(Instruction) Locate each line of the material that contains "中括号内填数字", then return it.

(Data rows)

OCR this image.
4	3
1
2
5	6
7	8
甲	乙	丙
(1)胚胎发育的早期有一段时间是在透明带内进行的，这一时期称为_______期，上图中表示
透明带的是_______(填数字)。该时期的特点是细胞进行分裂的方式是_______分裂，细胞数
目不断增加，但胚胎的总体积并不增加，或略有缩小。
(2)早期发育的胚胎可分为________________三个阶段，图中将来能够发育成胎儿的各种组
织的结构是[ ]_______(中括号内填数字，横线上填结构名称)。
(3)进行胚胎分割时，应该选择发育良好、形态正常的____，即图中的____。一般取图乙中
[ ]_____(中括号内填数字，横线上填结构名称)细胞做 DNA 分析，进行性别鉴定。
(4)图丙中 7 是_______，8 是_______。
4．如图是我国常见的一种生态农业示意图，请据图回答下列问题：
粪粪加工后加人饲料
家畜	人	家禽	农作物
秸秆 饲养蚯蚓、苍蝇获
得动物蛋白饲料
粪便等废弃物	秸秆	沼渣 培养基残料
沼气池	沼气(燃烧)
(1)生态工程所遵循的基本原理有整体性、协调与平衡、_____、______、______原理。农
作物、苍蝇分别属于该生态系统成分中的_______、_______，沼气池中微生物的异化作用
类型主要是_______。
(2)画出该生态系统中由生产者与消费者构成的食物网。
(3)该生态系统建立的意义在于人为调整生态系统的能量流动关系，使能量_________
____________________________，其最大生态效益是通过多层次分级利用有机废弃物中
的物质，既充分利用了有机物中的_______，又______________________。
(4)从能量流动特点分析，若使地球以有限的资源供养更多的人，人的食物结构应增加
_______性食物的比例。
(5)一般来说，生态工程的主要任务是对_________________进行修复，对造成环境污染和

(Solved exercise)
织的结构是[ ]_______(中括号内填数字，横线上填结构名称)。
[ ]_____(中括号内填数字，横线上填结构名称)细胞做 DNA 分析，进行性别鉴定。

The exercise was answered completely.